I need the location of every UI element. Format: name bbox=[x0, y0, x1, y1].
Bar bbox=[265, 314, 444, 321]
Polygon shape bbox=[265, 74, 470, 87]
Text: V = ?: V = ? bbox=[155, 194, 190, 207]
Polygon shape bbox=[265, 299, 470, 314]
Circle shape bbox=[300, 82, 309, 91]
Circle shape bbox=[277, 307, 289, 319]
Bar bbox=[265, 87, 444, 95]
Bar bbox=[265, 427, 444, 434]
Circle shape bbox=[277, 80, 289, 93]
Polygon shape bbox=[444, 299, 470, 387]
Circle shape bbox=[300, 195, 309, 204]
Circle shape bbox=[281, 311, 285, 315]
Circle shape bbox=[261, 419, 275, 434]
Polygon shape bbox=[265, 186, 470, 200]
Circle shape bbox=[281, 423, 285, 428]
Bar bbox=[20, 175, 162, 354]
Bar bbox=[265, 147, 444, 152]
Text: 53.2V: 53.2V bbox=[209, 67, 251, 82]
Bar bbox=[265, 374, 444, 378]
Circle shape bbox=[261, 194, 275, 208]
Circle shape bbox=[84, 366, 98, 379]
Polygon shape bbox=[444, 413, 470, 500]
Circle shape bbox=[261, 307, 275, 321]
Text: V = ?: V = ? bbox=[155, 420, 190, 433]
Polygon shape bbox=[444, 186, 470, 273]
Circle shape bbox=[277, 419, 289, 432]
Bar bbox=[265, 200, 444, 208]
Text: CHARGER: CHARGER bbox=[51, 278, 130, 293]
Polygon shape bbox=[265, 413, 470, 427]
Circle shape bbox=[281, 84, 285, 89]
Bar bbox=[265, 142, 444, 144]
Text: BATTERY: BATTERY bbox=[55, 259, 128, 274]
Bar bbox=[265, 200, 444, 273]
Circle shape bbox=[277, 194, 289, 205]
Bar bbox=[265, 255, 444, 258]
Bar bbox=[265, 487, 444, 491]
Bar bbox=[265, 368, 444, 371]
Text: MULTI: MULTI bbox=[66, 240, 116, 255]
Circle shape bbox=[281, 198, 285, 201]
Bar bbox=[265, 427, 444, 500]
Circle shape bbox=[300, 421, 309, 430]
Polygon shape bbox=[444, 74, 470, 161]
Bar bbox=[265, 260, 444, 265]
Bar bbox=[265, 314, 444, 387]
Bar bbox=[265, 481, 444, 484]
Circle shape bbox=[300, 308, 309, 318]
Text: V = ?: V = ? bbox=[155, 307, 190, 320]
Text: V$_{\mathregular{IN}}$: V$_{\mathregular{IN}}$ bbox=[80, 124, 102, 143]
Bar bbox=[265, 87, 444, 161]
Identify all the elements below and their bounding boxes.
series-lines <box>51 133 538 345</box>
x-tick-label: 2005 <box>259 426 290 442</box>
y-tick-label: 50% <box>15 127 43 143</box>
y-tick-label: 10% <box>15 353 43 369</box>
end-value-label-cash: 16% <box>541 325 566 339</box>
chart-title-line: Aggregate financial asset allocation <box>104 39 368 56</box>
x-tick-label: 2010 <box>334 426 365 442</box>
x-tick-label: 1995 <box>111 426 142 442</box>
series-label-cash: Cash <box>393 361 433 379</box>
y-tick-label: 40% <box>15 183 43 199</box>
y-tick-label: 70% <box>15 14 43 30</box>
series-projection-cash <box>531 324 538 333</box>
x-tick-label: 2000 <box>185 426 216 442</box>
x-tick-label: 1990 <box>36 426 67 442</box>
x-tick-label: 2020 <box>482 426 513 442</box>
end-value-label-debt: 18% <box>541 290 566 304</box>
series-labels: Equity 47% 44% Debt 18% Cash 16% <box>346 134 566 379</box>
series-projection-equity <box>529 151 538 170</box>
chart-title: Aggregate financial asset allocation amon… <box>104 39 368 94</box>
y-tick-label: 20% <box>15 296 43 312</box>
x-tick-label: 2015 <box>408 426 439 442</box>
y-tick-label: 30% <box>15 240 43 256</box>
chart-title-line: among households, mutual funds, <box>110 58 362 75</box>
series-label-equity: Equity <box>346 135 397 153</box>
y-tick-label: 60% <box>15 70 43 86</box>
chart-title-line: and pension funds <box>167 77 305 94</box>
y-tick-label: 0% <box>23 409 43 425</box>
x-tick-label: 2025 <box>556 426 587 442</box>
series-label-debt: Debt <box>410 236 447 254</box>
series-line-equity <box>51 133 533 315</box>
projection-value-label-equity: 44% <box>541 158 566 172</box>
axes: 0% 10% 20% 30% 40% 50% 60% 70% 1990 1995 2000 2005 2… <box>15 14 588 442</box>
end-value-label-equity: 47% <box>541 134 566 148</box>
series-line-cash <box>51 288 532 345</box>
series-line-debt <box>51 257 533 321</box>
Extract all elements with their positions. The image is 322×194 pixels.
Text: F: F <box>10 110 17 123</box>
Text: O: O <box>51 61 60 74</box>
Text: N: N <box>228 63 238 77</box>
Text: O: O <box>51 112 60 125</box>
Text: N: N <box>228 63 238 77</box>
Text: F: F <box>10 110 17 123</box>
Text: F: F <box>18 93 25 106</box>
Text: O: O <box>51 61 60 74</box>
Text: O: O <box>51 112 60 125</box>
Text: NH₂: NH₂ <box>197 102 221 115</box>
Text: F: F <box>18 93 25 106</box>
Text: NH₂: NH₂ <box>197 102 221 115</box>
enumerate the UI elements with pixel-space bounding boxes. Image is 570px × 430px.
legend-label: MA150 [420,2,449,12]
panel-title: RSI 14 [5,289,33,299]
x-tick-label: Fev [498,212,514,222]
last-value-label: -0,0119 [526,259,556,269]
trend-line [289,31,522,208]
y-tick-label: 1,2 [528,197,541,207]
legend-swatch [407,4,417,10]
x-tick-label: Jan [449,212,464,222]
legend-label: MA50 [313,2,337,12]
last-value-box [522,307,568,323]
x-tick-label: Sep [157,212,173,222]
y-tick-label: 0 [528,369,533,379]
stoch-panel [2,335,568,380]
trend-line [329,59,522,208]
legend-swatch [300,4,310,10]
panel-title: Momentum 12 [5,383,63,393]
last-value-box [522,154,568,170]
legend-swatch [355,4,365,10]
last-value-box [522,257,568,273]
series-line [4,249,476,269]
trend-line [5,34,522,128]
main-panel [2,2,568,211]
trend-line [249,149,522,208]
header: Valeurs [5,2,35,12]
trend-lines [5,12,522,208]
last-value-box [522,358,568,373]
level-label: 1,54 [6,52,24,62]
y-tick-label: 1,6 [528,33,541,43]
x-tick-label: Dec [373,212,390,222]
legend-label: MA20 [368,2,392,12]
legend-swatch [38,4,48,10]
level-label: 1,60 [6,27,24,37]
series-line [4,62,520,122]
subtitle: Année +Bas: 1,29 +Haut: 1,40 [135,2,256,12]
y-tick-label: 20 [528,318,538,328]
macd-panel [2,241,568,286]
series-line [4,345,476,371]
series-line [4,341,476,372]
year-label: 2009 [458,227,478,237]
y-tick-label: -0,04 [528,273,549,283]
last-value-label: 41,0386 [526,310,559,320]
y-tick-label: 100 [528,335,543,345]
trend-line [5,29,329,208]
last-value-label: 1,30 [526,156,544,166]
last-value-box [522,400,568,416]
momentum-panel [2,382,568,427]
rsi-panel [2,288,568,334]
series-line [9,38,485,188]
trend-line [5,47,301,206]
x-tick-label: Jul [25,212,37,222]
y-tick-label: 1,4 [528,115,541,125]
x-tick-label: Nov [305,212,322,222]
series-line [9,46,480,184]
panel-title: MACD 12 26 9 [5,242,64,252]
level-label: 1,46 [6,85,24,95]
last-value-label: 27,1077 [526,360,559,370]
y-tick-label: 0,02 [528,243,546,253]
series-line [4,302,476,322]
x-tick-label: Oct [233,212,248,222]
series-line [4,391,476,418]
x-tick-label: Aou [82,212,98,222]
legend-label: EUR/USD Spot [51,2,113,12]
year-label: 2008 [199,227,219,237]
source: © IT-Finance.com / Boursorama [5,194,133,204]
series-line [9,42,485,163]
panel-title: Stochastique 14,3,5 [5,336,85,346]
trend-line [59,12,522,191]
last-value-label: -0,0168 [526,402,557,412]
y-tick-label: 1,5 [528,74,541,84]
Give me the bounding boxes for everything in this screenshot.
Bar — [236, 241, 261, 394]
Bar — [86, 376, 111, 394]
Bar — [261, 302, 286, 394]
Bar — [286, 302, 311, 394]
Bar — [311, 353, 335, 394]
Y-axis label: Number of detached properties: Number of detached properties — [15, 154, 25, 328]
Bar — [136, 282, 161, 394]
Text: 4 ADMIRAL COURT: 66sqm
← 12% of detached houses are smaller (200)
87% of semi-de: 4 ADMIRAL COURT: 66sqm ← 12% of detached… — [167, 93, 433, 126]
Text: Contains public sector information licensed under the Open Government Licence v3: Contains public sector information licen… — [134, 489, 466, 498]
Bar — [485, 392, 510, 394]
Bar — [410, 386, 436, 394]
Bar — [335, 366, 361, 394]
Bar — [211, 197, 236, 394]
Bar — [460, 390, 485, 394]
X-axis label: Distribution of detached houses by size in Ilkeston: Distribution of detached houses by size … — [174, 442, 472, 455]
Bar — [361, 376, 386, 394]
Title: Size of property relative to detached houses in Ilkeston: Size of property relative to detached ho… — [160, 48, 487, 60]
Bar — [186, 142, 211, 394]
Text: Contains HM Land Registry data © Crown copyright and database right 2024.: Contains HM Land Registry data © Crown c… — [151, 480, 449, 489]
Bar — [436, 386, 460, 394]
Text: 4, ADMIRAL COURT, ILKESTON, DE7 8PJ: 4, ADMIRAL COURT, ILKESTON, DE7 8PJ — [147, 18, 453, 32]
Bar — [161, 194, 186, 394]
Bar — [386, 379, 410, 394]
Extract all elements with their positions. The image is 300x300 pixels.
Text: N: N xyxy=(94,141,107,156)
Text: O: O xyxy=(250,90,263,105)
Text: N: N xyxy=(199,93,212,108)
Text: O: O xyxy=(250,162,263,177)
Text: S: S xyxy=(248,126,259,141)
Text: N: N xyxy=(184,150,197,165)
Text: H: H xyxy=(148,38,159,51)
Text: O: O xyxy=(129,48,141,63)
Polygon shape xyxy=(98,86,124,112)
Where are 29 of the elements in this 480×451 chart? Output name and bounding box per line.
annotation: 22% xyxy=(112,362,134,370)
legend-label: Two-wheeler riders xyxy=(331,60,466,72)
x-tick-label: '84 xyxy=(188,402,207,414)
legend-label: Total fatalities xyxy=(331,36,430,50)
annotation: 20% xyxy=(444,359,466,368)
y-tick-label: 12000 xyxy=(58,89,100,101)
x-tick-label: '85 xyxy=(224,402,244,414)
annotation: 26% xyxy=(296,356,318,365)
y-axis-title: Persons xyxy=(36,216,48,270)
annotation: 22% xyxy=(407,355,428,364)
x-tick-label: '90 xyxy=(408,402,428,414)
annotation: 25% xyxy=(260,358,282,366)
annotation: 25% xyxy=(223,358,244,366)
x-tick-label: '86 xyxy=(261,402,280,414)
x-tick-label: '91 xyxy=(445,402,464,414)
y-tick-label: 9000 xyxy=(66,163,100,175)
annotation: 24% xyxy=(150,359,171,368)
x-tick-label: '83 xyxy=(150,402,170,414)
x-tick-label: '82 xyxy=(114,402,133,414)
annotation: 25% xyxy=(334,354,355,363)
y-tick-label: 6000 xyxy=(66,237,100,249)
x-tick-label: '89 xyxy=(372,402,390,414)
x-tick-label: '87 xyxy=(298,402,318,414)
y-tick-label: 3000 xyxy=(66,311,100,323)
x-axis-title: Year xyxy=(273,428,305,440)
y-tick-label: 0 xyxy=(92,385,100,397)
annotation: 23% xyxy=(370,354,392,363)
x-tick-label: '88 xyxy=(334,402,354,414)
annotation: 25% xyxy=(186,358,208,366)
● ● ● ● ●
Reproduce the records from their first line through the line containing "Bar bbox=[265, 481, 444, 484]", replacing "Polygon shape" with "Polygon" and keeping everything else identical.

◆ EXPECTED OUTPUT
I need the location of every UI element. Format: name bbox=[x0, y0, x1, y1].
Bar bbox=[265, 314, 444, 321]
Polygon bbox=[265, 74, 470, 87]
Text: V = ?: V = ? bbox=[155, 194, 190, 207]
Polygon bbox=[265, 299, 470, 314]
Circle shape bbox=[300, 82, 309, 91]
Circle shape bbox=[277, 307, 289, 319]
Bar bbox=[265, 87, 444, 95]
Bar bbox=[265, 427, 444, 434]
Circle shape bbox=[277, 80, 289, 93]
Polygon bbox=[444, 299, 470, 387]
Circle shape bbox=[300, 195, 309, 204]
Circle shape bbox=[281, 311, 285, 315]
Circle shape bbox=[261, 419, 275, 434]
Polygon bbox=[265, 186, 470, 200]
Circle shape bbox=[281, 423, 285, 428]
Bar bbox=[20, 175, 162, 354]
Bar bbox=[265, 147, 444, 152]
Text: 53.2V: 53.2V bbox=[209, 67, 251, 82]
Bar bbox=[265, 374, 444, 378]
Circle shape bbox=[261, 194, 275, 208]
Circle shape bbox=[84, 366, 98, 379]
Polygon bbox=[444, 413, 470, 500]
Circle shape bbox=[261, 307, 275, 321]
Text: V = ?: V = ? bbox=[155, 420, 190, 433]
Polygon bbox=[444, 186, 470, 273]
Circle shape bbox=[277, 419, 289, 432]
Bar bbox=[265, 200, 444, 208]
Text: CHARGER: CHARGER bbox=[51, 278, 130, 293]
Polygon bbox=[265, 413, 470, 427]
Circle shape bbox=[281, 84, 285, 89]
Bar bbox=[265, 142, 444, 144]
Text: BATTERY: BATTERY bbox=[55, 259, 128, 274]
Bar bbox=[265, 200, 444, 273]
Circle shape bbox=[277, 194, 289, 205]
Bar bbox=[265, 255, 444, 258]
Bar bbox=[265, 487, 444, 491]
Bar bbox=[265, 368, 444, 371]
Text: MULTI: MULTI bbox=[66, 240, 116, 255]
Circle shape bbox=[281, 198, 285, 201]
Bar bbox=[265, 427, 444, 500]
Circle shape bbox=[300, 421, 309, 430]
Polygon bbox=[444, 74, 470, 161]
Bar bbox=[265, 260, 444, 265]
Bar bbox=[265, 314, 444, 387]
Bar bbox=[265, 481, 444, 484]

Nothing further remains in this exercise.